==== Records supplied

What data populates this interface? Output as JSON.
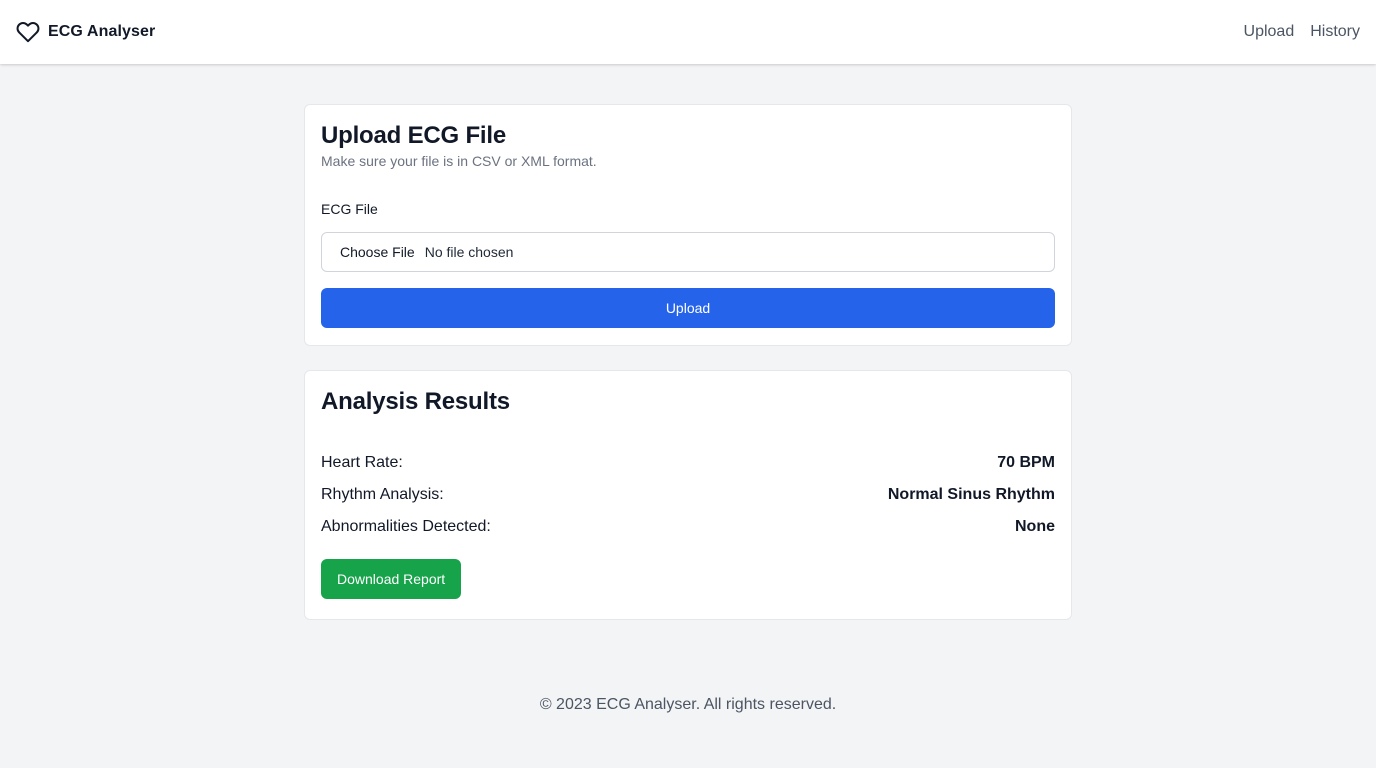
{
  "app": {
    "name": "ECG Analyser",
    "logo_icon": "heart-icon"
  },
  "nav": {
    "links": [
      {
        "label": "Upload"
      },
      {
        "label": "History"
      }
    ]
  },
  "upload_card": {
    "title": "Upload ECG File",
    "subtitle": "Make sure your file is in CSV or XML format.",
    "field_label": "ECG File",
    "file_button_label": "Choose File",
    "file_status": "No file chosen",
    "submit_label": "Upload"
  },
  "results_card": {
    "title": "Analysis Results",
    "rows": [
      {
        "label": "Heart Rate:",
        "value": "70 BPM"
      },
      {
        "label": "Rhythm Analysis:",
        "value": "Normal Sinus Rhythm"
      },
      {
        "label": "Abnormalities Detected:",
        "value": "None"
      }
    ],
    "download_label": "Download Report"
  },
  "footer": {
    "text": "© 2023 ECG Analyser. All rights reserved."
  },
  "colors": {
    "primary": "#2563eb",
    "success": "#16a34a",
    "background": "#f3f4f6"
  }
}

========

> [What you have to do] Using the data above, write out every line exactly, leaving the images behind.

> [Problem solution]
What data populates this interface? Output as JSON.
{
  "app": {
    "name": "ECG Analyser",
    "logo_icon": "heart-icon"
  },
  "nav": {
    "links": [
      {
        "label": "Upload"
      },
      {
        "label": "History"
      }
    ]
  },
  "upload_card": {
    "title": "Upload ECG File",
    "subtitle": "Make sure your file is in CSV or XML format.",
    "field_label": "ECG File",
    "file_button_label": "Choose File",
    "file_status": "No file chosen",
    "submit_label": "Upload"
  },
  "results_card": {
    "title": "Analysis Results",
    "rows": [
      {
        "label": "Heart Rate:",
        "value": "70 BPM"
      },
      {
        "label": "Rhythm Analysis:",
        "value": "Normal Sinus Rhythm"
      },
      {
        "label": "Abnormalities Detected:",
        "value": "None"
      }
    ],
    "download_label": "Download Report"
  },
  "footer": {
    "text": "© 2023 ECG Analyser. All rights reserved."
  },
  "colors": {
    "primary": "#2563eb",
    "success": "#16a34a",
    "background": "#f3f4f6"
  }
}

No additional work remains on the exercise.